GIVEN INSTRUCTION: Keep only the lines where "name" appears.

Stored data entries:
---+---
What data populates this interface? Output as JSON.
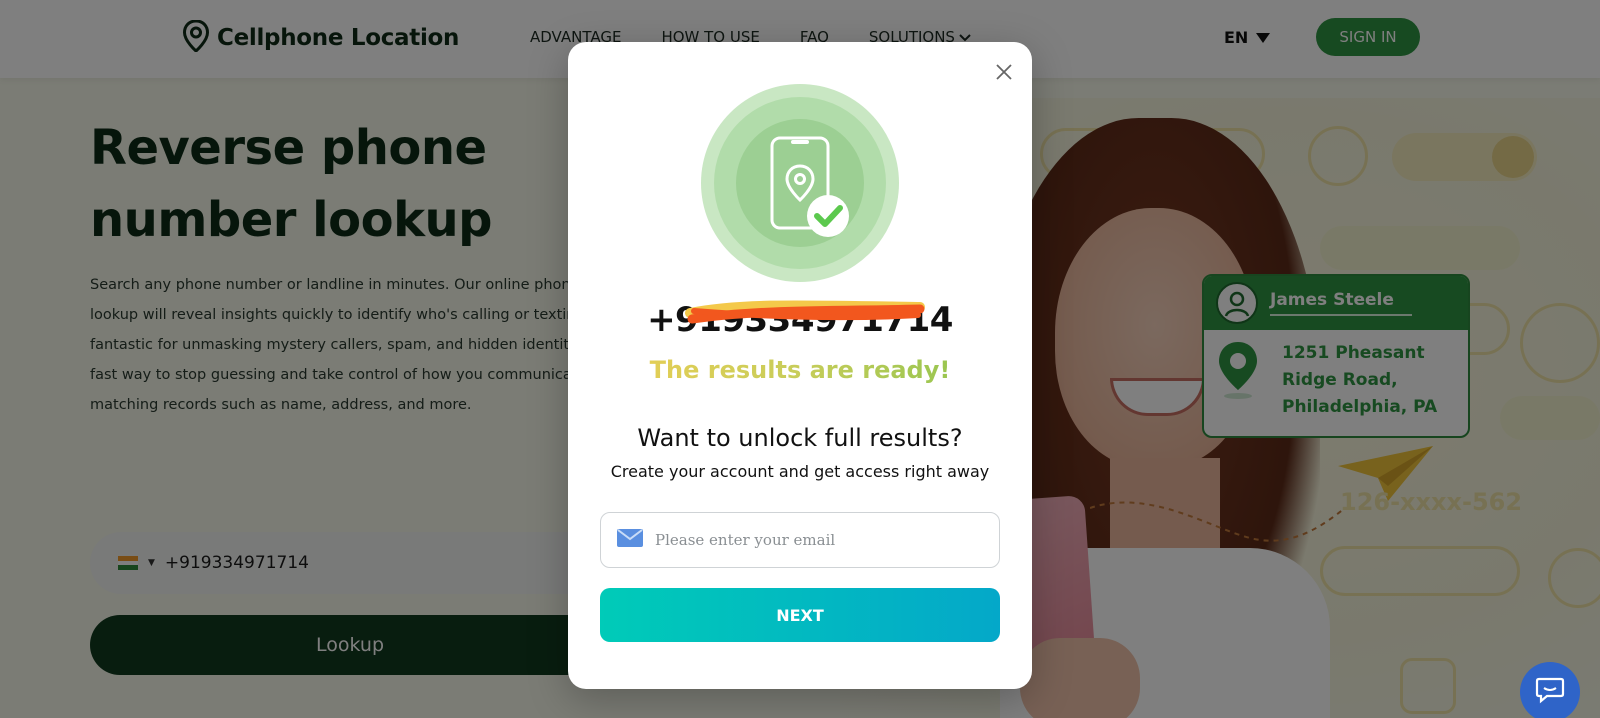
{
  "header": {
    "brand": "Cellphone Location",
    "nav": [
      "ADVANTAGE",
      "HOW TO USE",
      "FAQ",
      "SOLUTIONS"
    ],
    "lang": "EN",
    "signin": "SIGN IN"
  },
  "hero": {
    "title_line1": "Reverse phone",
    "title_line2": "number lookup",
    "desc_lines": [
      "Search any phone number or landline in minutes. Our online phone n",
      "lookup will reveal insights quickly to identify who's calling or texting yo",
      "fantastic for unmasking mystery callers, spam, and hidden identities.",
      "fast way to stop guessing and take control of how you communicate",
      "matching records such as name, address, and more."
    ],
    "phone_value": "+919334971714",
    "lookup_label": "Lookup"
  },
  "card": {
    "name": "James Steele",
    "address_lines": [
      "1251 Pheasant",
      "Ridge Road,",
      "Philadelphia, PA"
    ],
    "masked_number": "126-xxxx-562"
  },
  "modal": {
    "phone": "+919334971714",
    "ready": "The results are ready!",
    "unlock": "Want to unlock full results?",
    "create": "Create your account and get access right away",
    "email_placeholder": "Please enter your email",
    "next_label": "NEXT"
  },
  "colors": {
    "brand_green": "#2f9442",
    "dark_green": "#113a1e",
    "next_gradient_start": "#00cbb8",
    "next_gradient_end": "#04a8c9"
  }
}
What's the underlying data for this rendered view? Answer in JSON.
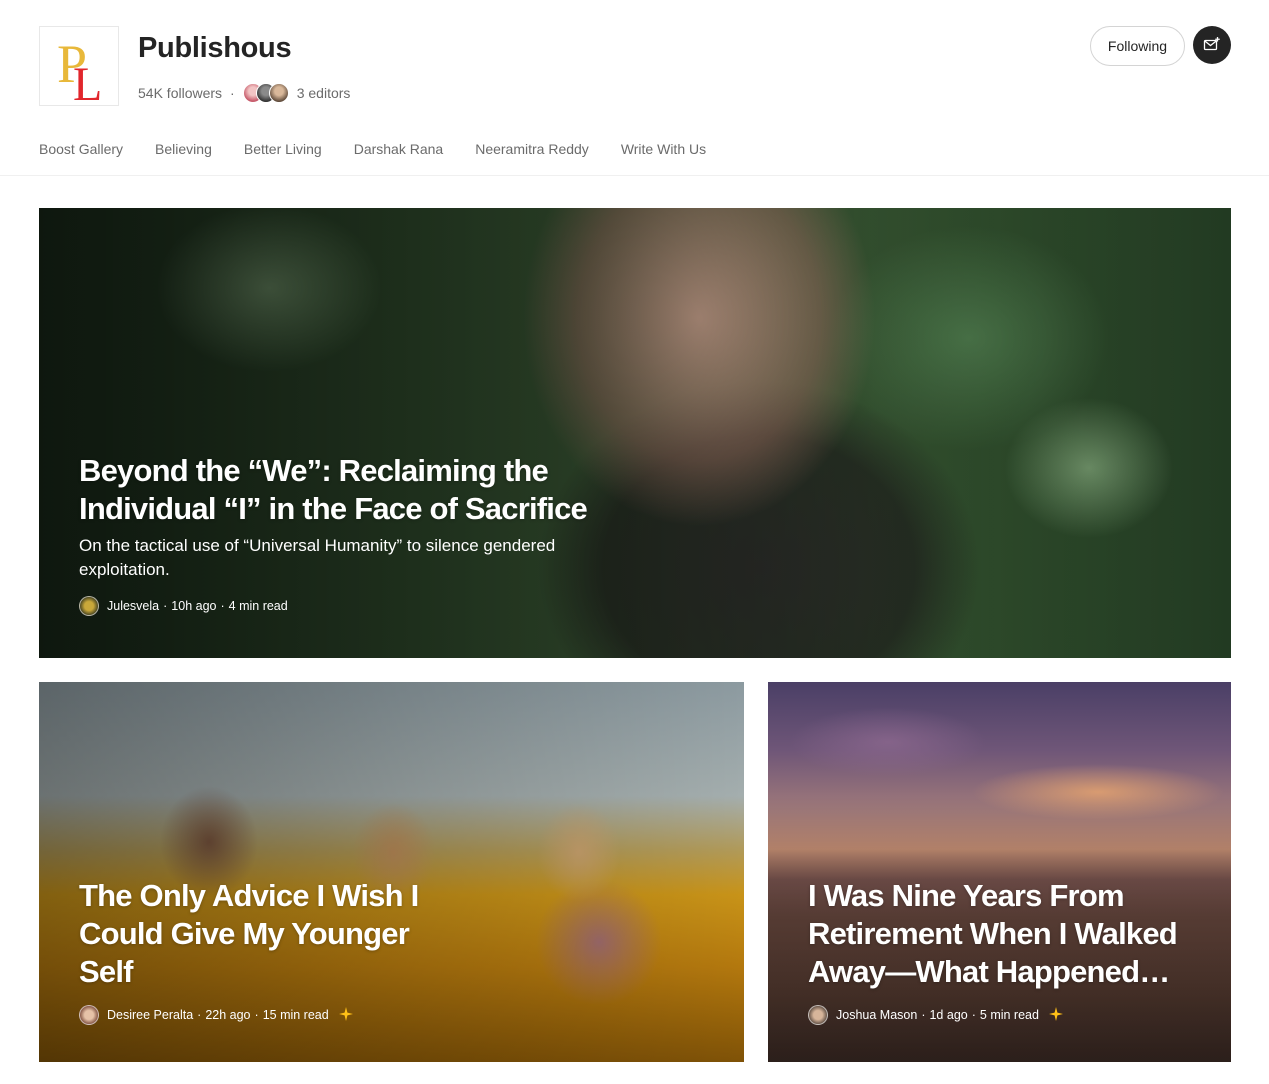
---+---
TASK RESULT:
      "matching records such as name, address, and more."
    "name": "James Steele",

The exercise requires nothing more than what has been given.